▸ **Dataset rows**
◇ ◇ ◇ ◇

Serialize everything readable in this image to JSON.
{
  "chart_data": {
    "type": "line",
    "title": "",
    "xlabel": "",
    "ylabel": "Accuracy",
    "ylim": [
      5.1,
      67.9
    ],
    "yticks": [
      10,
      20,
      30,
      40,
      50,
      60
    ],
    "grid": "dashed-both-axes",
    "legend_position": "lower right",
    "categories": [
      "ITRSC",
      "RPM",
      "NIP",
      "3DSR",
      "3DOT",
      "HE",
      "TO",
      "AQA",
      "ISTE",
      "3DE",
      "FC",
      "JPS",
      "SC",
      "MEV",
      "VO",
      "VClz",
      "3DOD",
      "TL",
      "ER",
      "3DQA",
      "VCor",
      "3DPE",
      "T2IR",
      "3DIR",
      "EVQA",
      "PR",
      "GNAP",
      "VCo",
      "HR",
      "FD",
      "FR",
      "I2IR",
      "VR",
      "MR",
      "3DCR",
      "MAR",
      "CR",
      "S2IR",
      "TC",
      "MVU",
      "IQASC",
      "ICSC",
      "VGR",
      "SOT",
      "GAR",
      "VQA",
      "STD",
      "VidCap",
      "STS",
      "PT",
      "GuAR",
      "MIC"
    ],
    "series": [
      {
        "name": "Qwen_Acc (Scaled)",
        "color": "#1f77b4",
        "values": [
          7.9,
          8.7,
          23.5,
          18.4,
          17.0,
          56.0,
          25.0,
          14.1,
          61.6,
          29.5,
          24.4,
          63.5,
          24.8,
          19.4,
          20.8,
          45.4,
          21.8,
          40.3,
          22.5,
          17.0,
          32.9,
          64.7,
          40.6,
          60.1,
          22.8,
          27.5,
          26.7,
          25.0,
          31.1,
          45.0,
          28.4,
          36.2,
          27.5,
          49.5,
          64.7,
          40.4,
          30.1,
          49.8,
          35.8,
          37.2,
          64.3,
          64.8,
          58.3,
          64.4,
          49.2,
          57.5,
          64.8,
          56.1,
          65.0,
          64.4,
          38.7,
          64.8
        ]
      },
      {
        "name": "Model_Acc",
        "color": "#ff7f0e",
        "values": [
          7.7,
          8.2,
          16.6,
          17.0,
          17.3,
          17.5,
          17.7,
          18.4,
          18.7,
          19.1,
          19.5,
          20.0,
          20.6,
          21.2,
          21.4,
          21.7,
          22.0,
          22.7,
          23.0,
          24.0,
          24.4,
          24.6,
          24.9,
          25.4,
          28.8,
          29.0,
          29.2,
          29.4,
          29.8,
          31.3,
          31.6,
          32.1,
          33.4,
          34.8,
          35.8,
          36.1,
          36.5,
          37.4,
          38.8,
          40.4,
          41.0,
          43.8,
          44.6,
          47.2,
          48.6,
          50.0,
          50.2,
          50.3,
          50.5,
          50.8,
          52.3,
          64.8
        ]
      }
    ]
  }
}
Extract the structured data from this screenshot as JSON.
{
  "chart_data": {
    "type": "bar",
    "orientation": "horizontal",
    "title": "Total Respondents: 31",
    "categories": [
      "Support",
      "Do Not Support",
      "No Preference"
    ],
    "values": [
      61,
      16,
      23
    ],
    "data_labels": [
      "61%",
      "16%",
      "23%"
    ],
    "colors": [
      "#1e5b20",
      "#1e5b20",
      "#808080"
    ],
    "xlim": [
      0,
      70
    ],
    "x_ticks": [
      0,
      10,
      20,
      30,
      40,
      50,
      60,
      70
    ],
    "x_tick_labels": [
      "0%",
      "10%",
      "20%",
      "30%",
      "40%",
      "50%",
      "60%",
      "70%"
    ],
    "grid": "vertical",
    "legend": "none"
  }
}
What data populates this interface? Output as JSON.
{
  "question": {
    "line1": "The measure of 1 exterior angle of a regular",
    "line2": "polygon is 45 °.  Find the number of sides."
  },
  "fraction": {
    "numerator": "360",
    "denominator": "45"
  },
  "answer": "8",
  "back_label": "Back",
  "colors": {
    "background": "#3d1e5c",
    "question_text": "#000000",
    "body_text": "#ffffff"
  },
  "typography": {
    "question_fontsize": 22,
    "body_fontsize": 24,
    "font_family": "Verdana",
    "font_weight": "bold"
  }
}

◇ ◇ ◇ ◇

▸ **Directions for this task**
Begin with the line that contains "Extract the structured" and set down each line exactly until the records above end, including the final line.

▸ **Final result**
Extract the structured data from this screenshot as JSON.
{
  "chart_data": {
    "type": "bar",
    "orientation": "horizontal",
    "title": "Total Respondents: 31",
    "categories": [
      "Support",
      "Do Not Support",
      "No Preference"
    ],
    "values": [
      61,
      16,
      23
    ],
    "data_labels": [
      "61%",
      "16%",
      "23%"
    ],
    "colors": [
      "#1e5b20",
      "#1e5b20",
      "#808080"
    ],
    "xlim": [
      0,
      70
    ],
    "x_ticks": [
      0,
      10,
      20,
      30,
      40,
      50,
      60,
      70
    ],
    "x_tick_labels": [
      "0%",
      "10%",
      "20%",
      "30%",
      "40%",
      "50%",
      "60%",
      "70%"
    ],
    "grid": "vertical",
    "legend": "none"
  }
}
What data populates this interface? Output as JSON.
{
  "question": {
    "line1": "The measure of 1 exterior angle of a regular",
    "line2": "polygon is 45 °.  Find the number of sides."
  },
  "fraction": {
    "numerator": "360",
    "denominator": "45"
  },
  "answer": "8",
  "back_label": "Back",
  "colors": {
    "background": "#3d1e5c",
    "question_text": "#000000",
    "body_text": "#ffffff"
  },
  "typography": {
    "question_fontsize": 22,
    "body_fontsize": 24,
    "font_family": "Verdana",
    "font_weight": "bold"
  }
}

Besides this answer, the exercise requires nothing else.